===== RECORDS PROVIDED

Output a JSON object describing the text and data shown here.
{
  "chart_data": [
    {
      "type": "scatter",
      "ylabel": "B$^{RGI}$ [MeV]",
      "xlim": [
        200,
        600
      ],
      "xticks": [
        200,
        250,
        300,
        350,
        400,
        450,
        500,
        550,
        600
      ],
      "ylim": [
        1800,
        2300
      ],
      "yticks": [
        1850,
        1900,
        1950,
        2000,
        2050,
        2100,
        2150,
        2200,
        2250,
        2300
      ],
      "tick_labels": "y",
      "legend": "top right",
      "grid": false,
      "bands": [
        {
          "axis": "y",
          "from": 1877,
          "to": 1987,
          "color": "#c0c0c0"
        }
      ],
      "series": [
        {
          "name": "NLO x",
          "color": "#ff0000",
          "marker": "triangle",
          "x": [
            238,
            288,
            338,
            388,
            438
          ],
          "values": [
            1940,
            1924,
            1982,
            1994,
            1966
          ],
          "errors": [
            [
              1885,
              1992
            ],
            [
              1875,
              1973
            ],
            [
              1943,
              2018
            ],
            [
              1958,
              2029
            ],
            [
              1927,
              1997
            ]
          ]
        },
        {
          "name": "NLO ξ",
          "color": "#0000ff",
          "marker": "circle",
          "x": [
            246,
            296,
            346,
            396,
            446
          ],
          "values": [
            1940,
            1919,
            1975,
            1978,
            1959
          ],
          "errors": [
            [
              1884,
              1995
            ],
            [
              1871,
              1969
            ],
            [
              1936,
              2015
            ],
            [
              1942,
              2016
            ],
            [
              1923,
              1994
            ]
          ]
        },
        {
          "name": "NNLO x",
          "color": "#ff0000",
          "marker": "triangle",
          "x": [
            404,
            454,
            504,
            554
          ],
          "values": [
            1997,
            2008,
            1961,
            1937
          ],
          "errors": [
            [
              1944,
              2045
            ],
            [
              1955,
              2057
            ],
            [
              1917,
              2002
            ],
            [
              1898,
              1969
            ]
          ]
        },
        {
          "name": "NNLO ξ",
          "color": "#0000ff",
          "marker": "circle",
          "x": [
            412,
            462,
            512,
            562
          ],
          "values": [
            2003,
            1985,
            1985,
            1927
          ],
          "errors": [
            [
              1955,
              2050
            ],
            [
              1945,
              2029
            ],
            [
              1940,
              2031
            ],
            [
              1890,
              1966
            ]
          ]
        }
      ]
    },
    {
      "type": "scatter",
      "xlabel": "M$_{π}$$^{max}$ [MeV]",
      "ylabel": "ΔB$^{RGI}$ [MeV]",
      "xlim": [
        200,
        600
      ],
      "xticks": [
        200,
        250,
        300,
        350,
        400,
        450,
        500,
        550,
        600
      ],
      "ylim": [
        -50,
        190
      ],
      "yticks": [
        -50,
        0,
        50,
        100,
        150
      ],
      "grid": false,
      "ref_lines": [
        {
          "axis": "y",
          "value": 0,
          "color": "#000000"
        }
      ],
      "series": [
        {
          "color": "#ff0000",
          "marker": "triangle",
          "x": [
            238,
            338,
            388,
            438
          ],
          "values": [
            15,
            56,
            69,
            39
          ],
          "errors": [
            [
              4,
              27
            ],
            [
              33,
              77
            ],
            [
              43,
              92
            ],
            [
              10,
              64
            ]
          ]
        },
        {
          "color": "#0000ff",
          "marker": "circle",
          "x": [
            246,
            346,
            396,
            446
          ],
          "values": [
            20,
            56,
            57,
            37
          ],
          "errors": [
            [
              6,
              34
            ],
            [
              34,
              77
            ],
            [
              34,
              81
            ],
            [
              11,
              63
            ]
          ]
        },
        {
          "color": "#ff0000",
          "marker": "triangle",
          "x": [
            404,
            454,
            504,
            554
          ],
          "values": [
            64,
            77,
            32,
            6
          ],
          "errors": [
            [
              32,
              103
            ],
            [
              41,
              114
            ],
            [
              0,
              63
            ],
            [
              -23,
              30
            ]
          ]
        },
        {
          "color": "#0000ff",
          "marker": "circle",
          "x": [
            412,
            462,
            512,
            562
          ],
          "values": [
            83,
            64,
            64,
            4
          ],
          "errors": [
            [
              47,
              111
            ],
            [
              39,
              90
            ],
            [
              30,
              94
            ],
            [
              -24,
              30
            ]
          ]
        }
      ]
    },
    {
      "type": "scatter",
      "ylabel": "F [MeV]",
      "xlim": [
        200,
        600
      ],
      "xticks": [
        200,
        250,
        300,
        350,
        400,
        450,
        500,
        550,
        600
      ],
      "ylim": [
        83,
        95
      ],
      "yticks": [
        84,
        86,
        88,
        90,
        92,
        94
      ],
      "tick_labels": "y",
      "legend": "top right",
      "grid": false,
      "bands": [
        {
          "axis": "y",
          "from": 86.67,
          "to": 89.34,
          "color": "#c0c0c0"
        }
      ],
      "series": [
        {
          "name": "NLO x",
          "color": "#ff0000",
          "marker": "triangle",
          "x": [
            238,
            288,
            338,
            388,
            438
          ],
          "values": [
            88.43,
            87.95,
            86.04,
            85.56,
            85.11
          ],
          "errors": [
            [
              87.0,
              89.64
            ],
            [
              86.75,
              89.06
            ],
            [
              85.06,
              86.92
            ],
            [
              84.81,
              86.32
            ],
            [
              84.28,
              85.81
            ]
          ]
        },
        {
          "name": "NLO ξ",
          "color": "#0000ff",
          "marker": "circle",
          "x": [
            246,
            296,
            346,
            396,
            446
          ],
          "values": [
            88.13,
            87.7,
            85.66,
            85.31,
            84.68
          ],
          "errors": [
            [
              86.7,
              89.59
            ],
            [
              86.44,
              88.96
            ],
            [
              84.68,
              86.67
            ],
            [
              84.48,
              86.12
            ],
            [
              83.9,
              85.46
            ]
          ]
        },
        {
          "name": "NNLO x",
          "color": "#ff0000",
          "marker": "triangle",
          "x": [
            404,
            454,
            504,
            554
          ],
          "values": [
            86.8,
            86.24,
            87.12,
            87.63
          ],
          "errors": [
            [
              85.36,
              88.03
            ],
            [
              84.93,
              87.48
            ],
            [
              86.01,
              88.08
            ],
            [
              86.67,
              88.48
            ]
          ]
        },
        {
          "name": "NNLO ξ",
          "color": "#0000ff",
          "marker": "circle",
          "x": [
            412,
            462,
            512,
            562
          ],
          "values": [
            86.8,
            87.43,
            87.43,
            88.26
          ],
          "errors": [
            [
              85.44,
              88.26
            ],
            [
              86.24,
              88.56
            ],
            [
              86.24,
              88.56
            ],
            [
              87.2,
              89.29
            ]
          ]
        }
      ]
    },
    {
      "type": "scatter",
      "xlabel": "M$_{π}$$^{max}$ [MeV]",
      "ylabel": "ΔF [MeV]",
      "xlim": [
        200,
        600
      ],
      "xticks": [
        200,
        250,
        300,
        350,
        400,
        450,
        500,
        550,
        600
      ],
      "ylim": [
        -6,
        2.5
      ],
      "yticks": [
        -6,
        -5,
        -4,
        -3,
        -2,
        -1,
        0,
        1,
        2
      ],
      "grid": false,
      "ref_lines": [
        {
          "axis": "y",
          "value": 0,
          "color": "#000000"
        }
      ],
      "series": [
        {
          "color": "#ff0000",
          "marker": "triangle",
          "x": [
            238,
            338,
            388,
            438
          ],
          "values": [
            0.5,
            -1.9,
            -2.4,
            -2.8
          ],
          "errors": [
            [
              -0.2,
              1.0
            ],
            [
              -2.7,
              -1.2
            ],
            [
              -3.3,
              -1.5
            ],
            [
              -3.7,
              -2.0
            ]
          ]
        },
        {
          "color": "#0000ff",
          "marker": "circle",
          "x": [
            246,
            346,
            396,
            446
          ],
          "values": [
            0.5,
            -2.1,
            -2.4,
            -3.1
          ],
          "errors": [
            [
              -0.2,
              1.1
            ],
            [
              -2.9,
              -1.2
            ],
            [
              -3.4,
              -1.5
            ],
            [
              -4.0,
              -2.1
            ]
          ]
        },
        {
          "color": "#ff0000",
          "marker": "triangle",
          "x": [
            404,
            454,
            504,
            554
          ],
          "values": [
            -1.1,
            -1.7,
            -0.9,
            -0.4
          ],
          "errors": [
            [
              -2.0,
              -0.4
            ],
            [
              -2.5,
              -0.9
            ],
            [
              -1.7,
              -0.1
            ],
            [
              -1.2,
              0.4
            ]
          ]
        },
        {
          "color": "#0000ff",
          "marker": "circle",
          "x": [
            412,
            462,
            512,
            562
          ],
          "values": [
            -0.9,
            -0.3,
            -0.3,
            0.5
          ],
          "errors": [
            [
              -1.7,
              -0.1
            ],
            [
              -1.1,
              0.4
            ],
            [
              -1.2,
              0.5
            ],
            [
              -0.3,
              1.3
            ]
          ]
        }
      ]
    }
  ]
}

==========

TASK BRIEF:
List every line above that contains the word "ylabel".

ANSWER BELOW:
      "ylabel": "B$^{RGI}$ [MeV]",
      "ylabel": "ΔB$^{RGI}$ [MeV]",
      "ylabel": "F [MeV]",
      "ylabel": "ΔF [MeV]",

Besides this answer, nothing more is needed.